Work through the entries below and report how many lines include "axis". The number alone is the answer.

▬▬▬▬▬▬

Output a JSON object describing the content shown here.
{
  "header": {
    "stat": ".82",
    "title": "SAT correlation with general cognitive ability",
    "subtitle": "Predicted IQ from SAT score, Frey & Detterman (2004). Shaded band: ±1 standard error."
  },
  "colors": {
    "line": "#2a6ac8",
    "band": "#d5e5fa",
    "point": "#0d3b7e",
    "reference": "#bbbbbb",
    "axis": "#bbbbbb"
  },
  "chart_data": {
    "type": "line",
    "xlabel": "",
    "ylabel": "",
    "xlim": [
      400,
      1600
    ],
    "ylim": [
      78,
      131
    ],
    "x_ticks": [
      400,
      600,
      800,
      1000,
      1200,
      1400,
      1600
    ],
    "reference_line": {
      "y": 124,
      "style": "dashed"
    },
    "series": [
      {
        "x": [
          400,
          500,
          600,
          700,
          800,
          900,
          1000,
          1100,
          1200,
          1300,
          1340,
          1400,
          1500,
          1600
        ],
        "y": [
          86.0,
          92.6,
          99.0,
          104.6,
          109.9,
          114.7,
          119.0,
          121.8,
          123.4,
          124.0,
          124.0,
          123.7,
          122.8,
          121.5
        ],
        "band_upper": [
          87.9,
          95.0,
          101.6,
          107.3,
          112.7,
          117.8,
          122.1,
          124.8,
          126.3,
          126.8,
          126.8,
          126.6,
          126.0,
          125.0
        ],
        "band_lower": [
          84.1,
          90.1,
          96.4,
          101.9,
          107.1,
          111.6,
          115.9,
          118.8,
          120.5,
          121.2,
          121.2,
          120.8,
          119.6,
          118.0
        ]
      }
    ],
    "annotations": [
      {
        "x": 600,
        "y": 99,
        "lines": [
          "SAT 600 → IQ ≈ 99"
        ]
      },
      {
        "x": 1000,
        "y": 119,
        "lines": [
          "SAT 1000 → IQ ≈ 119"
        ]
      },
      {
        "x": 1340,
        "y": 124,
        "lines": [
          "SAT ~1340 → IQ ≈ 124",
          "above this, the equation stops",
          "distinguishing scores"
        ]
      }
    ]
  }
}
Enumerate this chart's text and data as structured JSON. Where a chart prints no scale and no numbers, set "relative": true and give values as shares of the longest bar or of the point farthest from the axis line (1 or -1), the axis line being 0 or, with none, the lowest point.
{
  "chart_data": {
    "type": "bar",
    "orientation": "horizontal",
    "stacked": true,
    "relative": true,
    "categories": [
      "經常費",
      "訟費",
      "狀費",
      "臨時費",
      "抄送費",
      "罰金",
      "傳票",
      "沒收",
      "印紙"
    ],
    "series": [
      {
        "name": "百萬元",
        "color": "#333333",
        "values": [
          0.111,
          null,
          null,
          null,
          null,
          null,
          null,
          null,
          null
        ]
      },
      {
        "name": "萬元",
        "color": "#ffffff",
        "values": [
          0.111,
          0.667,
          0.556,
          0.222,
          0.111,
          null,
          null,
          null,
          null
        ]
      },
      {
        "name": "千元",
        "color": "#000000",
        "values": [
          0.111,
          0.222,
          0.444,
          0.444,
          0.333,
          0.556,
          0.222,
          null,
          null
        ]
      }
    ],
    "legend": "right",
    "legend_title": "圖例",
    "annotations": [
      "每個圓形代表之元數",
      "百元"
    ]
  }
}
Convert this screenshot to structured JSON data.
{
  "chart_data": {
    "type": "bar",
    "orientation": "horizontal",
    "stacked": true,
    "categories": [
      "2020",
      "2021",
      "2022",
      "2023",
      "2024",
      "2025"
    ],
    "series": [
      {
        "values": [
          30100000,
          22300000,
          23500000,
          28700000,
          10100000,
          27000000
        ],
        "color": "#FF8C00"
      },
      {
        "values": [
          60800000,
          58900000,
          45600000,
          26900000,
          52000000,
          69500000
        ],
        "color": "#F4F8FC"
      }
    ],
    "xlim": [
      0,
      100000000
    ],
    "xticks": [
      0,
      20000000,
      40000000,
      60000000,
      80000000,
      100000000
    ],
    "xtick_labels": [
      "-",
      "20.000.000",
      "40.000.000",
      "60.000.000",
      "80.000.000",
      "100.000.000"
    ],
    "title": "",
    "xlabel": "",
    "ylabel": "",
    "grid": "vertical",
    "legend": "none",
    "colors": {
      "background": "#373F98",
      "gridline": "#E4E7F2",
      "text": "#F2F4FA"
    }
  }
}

▬▬▬▬▬▬

> **Written solution**:
2